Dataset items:

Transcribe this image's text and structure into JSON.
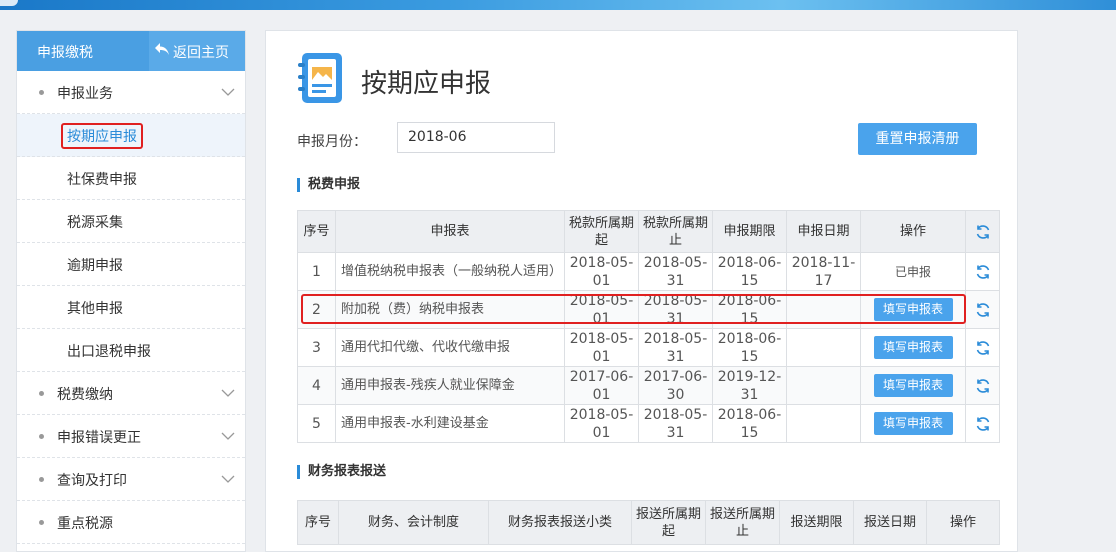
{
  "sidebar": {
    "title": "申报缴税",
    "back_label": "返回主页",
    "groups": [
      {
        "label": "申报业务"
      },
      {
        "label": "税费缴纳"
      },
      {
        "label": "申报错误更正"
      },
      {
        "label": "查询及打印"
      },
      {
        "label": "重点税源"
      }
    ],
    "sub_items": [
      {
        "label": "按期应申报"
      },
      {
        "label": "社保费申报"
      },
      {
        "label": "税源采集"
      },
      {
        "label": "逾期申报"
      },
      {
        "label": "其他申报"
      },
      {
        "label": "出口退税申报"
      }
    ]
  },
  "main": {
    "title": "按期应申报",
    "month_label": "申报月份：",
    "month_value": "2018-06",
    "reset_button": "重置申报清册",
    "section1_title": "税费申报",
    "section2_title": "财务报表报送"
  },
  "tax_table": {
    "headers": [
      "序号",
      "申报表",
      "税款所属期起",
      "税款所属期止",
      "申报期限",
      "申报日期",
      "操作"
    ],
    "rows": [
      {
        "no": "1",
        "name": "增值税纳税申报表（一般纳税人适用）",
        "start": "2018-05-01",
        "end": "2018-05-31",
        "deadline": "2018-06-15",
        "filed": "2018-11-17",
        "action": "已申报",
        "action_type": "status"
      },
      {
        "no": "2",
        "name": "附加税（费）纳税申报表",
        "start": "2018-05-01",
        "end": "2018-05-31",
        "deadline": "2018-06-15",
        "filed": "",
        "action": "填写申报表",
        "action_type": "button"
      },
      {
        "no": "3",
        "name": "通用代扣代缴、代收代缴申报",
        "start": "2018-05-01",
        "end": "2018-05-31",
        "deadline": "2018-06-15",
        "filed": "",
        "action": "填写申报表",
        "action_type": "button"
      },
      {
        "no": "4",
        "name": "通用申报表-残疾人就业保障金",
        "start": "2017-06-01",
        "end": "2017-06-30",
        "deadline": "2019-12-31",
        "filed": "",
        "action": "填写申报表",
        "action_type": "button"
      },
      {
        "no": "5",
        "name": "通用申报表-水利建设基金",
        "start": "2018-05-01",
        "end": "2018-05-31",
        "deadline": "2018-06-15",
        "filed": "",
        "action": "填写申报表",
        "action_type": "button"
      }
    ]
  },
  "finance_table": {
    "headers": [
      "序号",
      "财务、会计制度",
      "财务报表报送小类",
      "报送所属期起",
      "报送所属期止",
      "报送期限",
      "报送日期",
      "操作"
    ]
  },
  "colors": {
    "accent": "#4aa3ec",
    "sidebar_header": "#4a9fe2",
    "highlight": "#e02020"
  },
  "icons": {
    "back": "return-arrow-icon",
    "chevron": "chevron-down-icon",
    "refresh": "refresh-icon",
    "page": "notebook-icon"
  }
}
---
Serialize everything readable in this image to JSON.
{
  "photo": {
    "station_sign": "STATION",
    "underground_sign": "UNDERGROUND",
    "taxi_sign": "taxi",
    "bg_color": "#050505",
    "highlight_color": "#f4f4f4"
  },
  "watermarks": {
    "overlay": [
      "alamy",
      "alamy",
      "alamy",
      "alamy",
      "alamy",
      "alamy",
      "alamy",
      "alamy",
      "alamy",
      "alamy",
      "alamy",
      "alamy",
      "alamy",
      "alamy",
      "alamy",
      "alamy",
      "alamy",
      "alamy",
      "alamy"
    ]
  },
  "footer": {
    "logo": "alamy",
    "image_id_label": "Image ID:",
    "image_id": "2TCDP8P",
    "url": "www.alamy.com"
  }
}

§ **Exercise**: Pull out every line in the material above where "JSON" occurs.

§ **Solution to this task**:
Transcribe this image's text and structure into JSON.
Serialize everything readable in this image to JSON.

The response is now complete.